Copy out all lines where "connection" appears.

Data items:
○ ○ ○ ○ ○ ○ ○
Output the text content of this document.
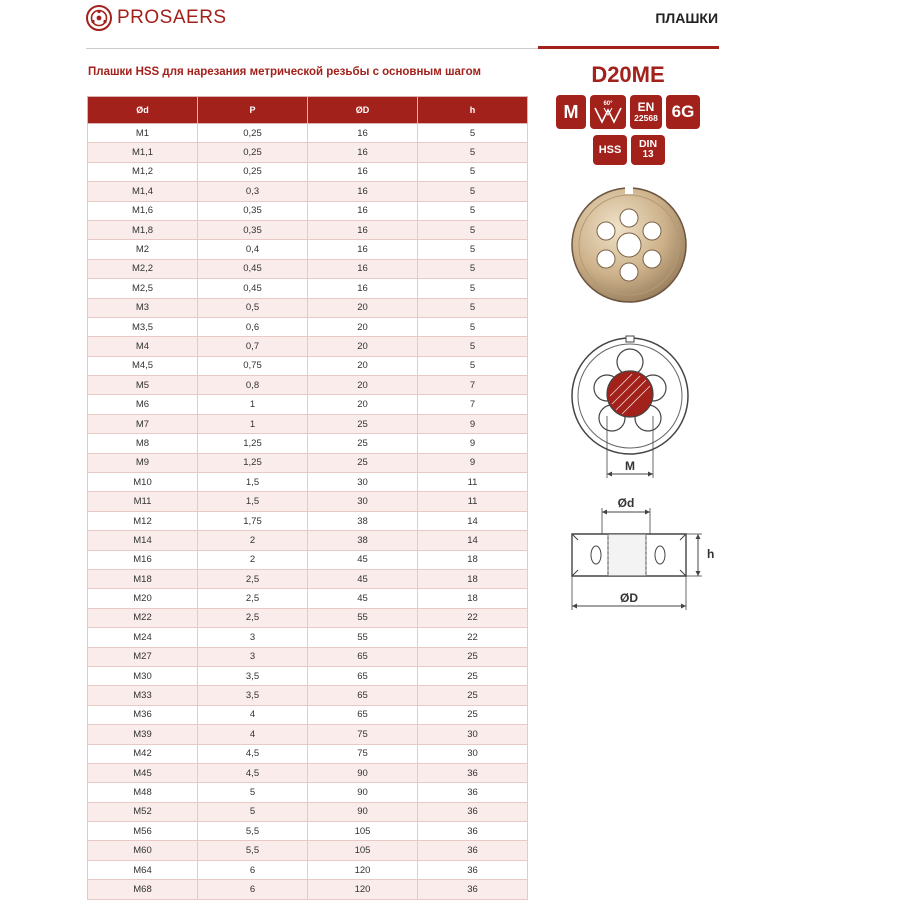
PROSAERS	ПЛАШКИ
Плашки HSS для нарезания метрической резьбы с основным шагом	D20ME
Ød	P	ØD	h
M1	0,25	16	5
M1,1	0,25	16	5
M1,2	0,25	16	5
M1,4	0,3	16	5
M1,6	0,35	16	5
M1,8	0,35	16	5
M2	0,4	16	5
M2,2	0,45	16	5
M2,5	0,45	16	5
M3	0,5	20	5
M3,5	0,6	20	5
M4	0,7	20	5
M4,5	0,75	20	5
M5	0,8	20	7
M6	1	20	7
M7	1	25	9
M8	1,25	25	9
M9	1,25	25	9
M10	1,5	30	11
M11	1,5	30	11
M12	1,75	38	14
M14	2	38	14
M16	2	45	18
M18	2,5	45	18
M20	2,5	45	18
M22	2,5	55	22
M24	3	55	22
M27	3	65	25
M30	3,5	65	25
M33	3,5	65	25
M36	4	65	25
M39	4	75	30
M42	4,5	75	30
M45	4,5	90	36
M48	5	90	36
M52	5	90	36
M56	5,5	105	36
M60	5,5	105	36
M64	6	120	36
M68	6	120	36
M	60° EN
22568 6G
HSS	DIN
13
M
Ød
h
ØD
○ ○ ○ ○ ○ ○ ○
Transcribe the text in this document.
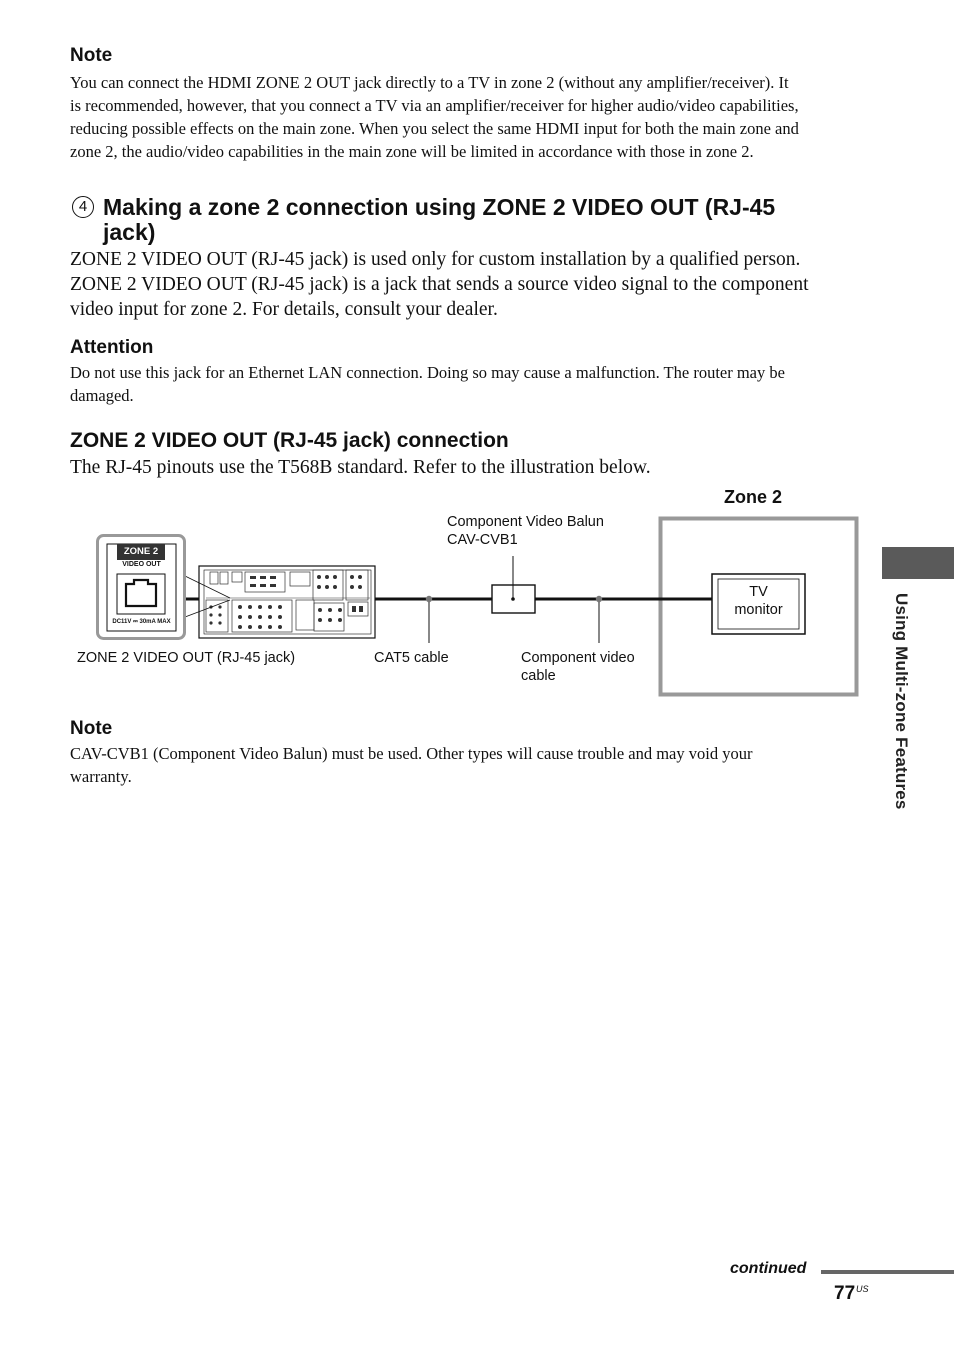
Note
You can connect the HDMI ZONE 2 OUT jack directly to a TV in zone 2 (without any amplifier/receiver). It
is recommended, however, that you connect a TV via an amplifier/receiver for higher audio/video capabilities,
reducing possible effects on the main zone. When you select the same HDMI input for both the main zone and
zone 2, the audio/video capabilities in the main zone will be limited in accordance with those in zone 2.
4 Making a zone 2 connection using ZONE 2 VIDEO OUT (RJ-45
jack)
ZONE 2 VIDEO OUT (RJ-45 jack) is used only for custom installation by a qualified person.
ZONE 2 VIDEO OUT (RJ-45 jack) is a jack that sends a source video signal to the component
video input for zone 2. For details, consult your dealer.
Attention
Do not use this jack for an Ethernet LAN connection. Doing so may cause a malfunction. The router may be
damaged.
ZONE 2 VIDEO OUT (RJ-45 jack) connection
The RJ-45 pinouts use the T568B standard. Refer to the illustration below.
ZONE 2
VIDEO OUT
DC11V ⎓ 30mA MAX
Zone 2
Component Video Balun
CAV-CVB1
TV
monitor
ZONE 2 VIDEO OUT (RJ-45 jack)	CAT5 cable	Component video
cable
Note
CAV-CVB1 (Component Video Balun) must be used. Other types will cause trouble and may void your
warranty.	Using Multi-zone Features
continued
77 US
○ ○ ○ ○ ○ ○ ○
[The response]
4 Making a zone 2 connection using ZONE 2 VIDEO OUT (RJ-45
Do not use this jack for an Ethernet LAN connection. Doing so may cause a malfunction. The router may be
ZONE 2 VIDEO OUT (RJ-45 jack) connection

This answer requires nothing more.